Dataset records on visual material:
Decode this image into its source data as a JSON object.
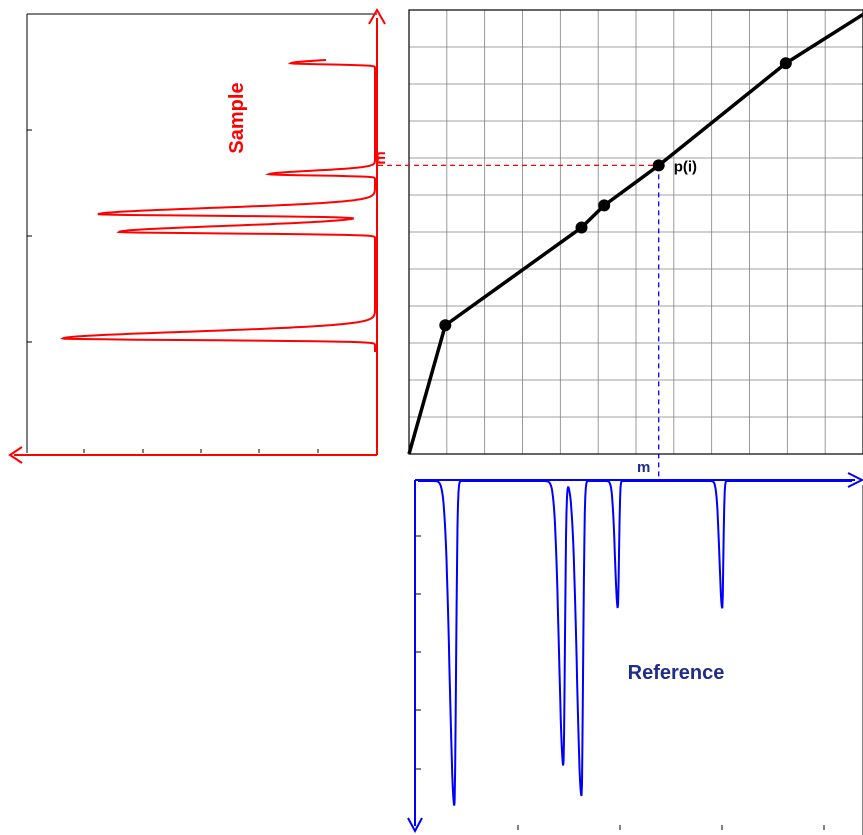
{
  "labels": {
    "sample": "Sample",
    "reference": "Reference",
    "point": "p(i)",
    "marker_sample": "m",
    "marker_reference": "m"
  },
  "colors": {
    "sample": "#ff0000",
    "reference": "#0000ff",
    "reference_label": "#1f2d8a",
    "warp": "#000000",
    "grid": "#808080",
    "marker_sample_line": "#ff0000",
    "marker_reference_line": "#0000ff"
  },
  "grid": {
    "columns": 12,
    "rows": 12
  },
  "warping_path": {
    "points": [
      [
        0,
        0
      ],
      [
        0.08,
        0.29
      ],
      [
        0.38,
        0.51
      ],
      [
        0.43,
        0.56
      ],
      [
        0.55,
        0.65
      ],
      [
        0.83,
        0.88
      ],
      [
        1,
        0.99
      ]
    ],
    "markers": [
      [
        0.08,
        0.29
      ],
      [
        0.38,
        0.51
      ],
      [
        0.43,
        0.56
      ],
      [
        0.55,
        0.65
      ],
      [
        0.83,
        0.88
      ]
    ],
    "highlighted_marker": [
      0.55,
      0.65
    ]
  },
  "sample_peaks": [
    {
      "position": 0.88,
      "height": 0.27
    },
    {
      "position": 0.63,
      "height": 0.34
    },
    {
      "position": 0.54,
      "height": 0.88
    },
    {
      "position": 0.5,
      "height": 0.82
    },
    {
      "position": 0.26,
      "height": 1.0
    }
  ],
  "reference_peaks": [
    {
      "position": 0.1,
      "height": 0.97
    },
    {
      "position": 0.34,
      "height": 0.85
    },
    {
      "position": 0.38,
      "height": 0.94
    },
    {
      "position": 0.46,
      "height": 0.38
    },
    {
      "position": 0.69,
      "height": 0.38
    }
  ]
}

# [What needs to be done]
Restate each entry word for word, leaving out any pictures.

# [Finished answer]
Decode this image into its source data as a JSON object.
{
  "labels": {
    "sample": "Sample",
    "reference": "Reference",
    "point": "p(i)",
    "marker_sample": "m",
    "marker_reference": "m"
  },
  "colors": {
    "sample": "#ff0000",
    "reference": "#0000ff",
    "reference_label": "#1f2d8a",
    "warp": "#000000",
    "grid": "#808080",
    "marker_sample_line": "#ff0000",
    "marker_reference_line": "#0000ff"
  },
  "grid": {
    "columns": 12,
    "rows": 12
  },
  "warping_path": {
    "points": [
      [
        0,
        0
      ],
      [
        0.08,
        0.29
      ],
      [
        0.38,
        0.51
      ],
      [
        0.43,
        0.56
      ],
      [
        0.55,
        0.65
      ],
      [
        0.83,
        0.88
      ],
      [
        1,
        0.99
      ]
    ],
    "markers": [
      [
        0.08,
        0.29
      ],
      [
        0.38,
        0.51
      ],
      [
        0.43,
        0.56
      ],
      [
        0.55,
        0.65
      ],
      [
        0.83,
        0.88
      ]
    ],
    "highlighted_marker": [
      0.55,
      0.65
    ]
  },
  "sample_peaks": [
    {
      "position": 0.88,
      "height": 0.27
    },
    {
      "position": 0.63,
      "height": 0.34
    },
    {
      "position": 0.54,
      "height": 0.88
    },
    {
      "position": 0.5,
      "height": 0.82
    },
    {
      "position": 0.26,
      "height": 1.0
    }
  ],
  "reference_peaks": [
    {
      "position": 0.1,
      "height": 0.97
    },
    {
      "position": 0.34,
      "height": 0.85
    },
    {
      "position": 0.38,
      "height": 0.94
    },
    {
      "position": 0.46,
      "height": 0.38
    },
    {
      "position": 0.69,
      "height": 0.38
    }
  ]
}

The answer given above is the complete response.